RECORDS FOR THIS EXERCISE =>
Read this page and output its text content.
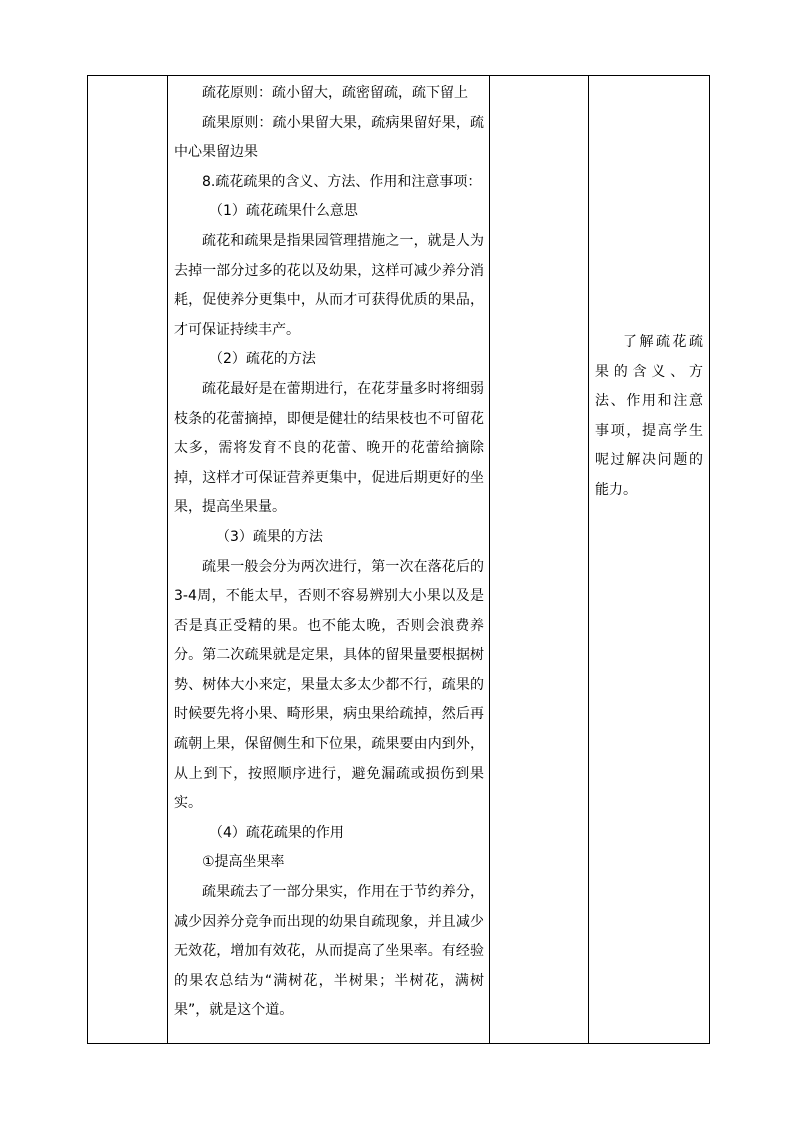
疏花原则：疏小留大，疏密留疏，疏下留上

疏果原则：疏小果留大果，疏病果留好果，疏中心果留边果

8.疏花疏果的含义、方法、作用和注意事项：

（1）疏花疏果什么意思

疏花和疏果是指果园管理措施之一，就是人为去掉一部分过多的花以及幼果，这样可减少养分消耗，促使养分更集中，从而才可获得优质的果品，才可保证持续丰产。

（2）疏花的方法

疏花最好是在蕾期进行，在花芽量多时将细弱枝条的花蕾摘掉，即便是健壮的结果枝也不可留花太多，需将发育不良的花蕾、晚开的花蕾给摘除掉，这样才可保证营养更集中，促进后期更好的坐果，提高坐果量。

（3）疏果的方法

疏果一般会分为两次进行，第一次在落花后的3-4周，不能太早，否则不容易辨别大小果以及是否是真正受精的果。也不能太晚，否则会浪费养分。第二次疏果就是定果，具体的留果量要根据树势、树体大小来定，果量太多太少都不行，疏果的时候要先将小果、畸形果，病虫果给疏掉，然后再疏朝上果，保留侧生和下位果，疏果要由内到外，从上到下，按照顺序进行，避免漏疏或损伤到果实。

（4）疏花疏果的作用

①提高坐果率

疏果疏去了一部分果实，作用在于节约养分，减少因养分竞争而出现的幼果自疏现象，并且减少无效花，增加有效花，从而提高了坐果率。有经验的果农总结为“满树花，半树果；半树花，满树果”，就是这个道。

了解疏花疏果的含义、方法、作用和注意事项，提高学生呢过解决问题的能力。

WHAT YOU HAVE TO DO => Each entry gets copied exactly; the pictures stay out.

SOLUTION TO THIS PROBLEM =>
Read this page and output its text content.
疏花原则：疏小留大，疏密留疏，疏下留上

疏果原则：疏小果留大果，疏病果留好果，疏中心果留边果

8.疏花疏果的含义、方法、作用和注意事项：

（1）疏花疏果什么意思

疏花和疏果是指果园管理措施之一，就是人为去掉一部分过多的花以及幼果，这样可减少养分消耗，促使养分更集中，从而才可获得优质的果品，才可保证持续丰产。

（2）疏花的方法

疏花最好是在蕾期进行，在花芽量多时将细弱枝条的花蕾摘掉，即便是健壮的结果枝也不可留花太多，需将发育不良的花蕾、晚开的花蕾给摘除掉，这样才可保证营养更集中，促进后期更好的坐果，提高坐果量。

（3）疏果的方法

疏果一般会分为两次进行，第一次在落花后的3-4周，不能太早，否则不容易辨别大小果以及是否是真正受精的果。也不能太晚，否则会浪费养分。第二次疏果就是定果，具体的留果量要根据树势、树体大小来定，果量太多太少都不行，疏果的时候要先将小果、畸形果，病虫果给疏掉，然后再疏朝上果，保留侧生和下位果，疏果要由内到外，从上到下，按照顺序进行，避免漏疏或损伤到果实。

（4）疏花疏果的作用

①提高坐果率

疏果疏去了一部分果实，作用在于节约养分，减少因养分竞争而出现的幼果自疏现象，并且减少无效花，增加有效花，从而提高了坐果率。有经验的果农总结为“满树花，半树果；半树花，满树果”，就是这个道。

了解疏花疏果的含义、方法、作用和注意事项，提高学生呢过解决问题的能力。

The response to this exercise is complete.